__EXCERPTED RECORDS__
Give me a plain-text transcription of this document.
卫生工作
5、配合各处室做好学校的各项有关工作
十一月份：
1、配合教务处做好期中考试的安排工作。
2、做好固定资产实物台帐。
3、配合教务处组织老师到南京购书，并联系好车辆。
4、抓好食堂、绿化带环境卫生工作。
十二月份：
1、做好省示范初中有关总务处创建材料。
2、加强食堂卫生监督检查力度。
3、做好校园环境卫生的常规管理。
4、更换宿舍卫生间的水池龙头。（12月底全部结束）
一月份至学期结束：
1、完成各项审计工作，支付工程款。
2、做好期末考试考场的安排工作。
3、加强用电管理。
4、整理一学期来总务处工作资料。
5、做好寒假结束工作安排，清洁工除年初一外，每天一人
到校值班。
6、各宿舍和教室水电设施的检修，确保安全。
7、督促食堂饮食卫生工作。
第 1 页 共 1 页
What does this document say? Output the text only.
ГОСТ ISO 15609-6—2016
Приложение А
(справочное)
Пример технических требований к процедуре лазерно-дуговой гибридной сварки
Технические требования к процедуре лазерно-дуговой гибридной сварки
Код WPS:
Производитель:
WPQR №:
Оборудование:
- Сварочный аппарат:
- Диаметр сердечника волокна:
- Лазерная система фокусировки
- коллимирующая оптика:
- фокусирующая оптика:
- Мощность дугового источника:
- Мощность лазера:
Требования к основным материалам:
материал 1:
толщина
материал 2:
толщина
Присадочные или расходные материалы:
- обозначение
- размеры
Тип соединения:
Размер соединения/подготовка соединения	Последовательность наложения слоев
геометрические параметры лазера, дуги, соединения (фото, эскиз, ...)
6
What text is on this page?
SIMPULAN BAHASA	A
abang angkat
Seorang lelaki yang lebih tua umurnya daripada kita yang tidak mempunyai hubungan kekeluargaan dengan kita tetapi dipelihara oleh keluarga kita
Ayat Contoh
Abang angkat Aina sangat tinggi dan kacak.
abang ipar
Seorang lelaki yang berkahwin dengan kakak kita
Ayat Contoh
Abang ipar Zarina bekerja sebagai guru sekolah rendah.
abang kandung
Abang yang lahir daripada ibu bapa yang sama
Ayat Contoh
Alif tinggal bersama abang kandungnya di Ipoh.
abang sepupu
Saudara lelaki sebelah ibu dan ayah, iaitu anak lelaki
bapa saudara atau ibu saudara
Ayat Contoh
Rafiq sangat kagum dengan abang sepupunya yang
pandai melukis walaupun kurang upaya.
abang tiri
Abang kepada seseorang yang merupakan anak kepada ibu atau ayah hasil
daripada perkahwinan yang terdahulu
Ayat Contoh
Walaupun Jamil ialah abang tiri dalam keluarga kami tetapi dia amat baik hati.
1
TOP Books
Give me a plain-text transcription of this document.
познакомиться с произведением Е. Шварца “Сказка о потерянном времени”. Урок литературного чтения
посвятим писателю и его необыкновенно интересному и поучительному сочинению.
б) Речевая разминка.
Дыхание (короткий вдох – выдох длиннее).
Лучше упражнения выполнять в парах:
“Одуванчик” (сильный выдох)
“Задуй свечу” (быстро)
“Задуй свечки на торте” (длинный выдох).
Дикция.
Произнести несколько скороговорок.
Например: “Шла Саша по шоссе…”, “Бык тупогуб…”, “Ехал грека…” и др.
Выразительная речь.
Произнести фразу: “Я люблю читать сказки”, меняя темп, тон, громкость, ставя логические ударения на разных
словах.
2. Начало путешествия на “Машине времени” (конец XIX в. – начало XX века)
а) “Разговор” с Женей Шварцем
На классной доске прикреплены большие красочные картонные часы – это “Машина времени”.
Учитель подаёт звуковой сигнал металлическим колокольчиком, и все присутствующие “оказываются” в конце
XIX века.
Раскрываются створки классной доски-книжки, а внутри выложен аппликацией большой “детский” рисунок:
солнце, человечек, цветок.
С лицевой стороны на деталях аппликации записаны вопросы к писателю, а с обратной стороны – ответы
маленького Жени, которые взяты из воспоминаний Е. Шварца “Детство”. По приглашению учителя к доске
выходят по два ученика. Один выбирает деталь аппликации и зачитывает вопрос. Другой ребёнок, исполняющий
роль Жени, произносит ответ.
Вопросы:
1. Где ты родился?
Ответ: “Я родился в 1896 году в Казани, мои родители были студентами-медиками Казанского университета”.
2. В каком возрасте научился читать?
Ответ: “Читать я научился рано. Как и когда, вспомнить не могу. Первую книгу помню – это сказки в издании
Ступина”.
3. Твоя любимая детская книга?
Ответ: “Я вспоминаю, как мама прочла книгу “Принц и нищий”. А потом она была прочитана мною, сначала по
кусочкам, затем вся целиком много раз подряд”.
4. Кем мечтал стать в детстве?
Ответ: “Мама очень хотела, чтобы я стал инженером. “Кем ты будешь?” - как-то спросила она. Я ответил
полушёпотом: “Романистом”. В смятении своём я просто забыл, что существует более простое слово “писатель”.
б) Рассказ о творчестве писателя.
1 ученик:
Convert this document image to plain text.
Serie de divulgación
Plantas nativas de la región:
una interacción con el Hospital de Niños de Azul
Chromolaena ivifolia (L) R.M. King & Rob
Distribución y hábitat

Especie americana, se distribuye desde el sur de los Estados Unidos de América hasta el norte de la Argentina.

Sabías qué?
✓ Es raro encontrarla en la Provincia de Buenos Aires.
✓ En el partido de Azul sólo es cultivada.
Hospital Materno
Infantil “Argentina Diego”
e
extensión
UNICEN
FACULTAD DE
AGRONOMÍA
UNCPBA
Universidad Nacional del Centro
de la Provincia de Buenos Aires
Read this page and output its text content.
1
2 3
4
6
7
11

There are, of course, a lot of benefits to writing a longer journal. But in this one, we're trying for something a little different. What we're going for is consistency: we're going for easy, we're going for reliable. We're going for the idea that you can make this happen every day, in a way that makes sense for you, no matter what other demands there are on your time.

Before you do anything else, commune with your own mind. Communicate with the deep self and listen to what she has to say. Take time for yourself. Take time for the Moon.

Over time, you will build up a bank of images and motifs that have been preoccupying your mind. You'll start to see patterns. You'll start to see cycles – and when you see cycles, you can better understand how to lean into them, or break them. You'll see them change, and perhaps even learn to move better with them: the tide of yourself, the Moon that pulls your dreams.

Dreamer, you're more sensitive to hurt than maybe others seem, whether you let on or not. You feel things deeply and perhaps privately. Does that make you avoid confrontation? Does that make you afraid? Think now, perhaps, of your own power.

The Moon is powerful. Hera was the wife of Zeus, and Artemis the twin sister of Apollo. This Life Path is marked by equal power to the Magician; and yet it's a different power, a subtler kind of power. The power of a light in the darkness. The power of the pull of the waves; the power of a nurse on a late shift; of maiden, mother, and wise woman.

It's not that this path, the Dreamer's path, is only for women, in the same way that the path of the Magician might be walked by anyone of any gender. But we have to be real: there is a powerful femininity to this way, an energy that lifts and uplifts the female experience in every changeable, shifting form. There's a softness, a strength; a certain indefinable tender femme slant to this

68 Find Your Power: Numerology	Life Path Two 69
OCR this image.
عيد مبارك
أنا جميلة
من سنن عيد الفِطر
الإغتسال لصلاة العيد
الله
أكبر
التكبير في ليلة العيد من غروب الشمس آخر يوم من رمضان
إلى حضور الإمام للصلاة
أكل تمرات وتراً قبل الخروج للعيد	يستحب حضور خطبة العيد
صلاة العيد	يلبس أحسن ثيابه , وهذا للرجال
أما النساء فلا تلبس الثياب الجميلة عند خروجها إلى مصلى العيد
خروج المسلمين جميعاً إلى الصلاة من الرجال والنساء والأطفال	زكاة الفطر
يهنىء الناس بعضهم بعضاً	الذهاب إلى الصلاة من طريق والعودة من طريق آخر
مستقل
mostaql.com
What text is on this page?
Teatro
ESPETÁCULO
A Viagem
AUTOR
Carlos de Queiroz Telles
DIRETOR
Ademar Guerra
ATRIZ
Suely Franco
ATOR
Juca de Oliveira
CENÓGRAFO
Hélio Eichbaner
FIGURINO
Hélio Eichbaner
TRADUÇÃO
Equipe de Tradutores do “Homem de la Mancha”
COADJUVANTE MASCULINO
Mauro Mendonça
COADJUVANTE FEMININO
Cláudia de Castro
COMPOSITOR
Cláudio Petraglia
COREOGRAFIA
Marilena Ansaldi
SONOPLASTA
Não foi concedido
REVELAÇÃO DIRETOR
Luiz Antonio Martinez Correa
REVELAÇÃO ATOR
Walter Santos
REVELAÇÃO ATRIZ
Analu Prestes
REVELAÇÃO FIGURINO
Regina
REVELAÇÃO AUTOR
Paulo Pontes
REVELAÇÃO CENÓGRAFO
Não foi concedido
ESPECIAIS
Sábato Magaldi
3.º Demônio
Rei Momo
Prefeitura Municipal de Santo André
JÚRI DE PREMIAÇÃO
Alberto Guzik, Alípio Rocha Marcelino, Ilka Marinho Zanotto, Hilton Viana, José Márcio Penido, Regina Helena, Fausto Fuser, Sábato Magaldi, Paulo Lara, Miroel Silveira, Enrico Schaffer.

__WHAT YOU WILL DO__
Gather all lines from the listing above in which "sangat" occurs.

__OUTPUT FOR THIS TASK__
Abang angkat Aina sangat tinggi dan kacak.
Rafiq sangat kagum dengan abang sepupunya yang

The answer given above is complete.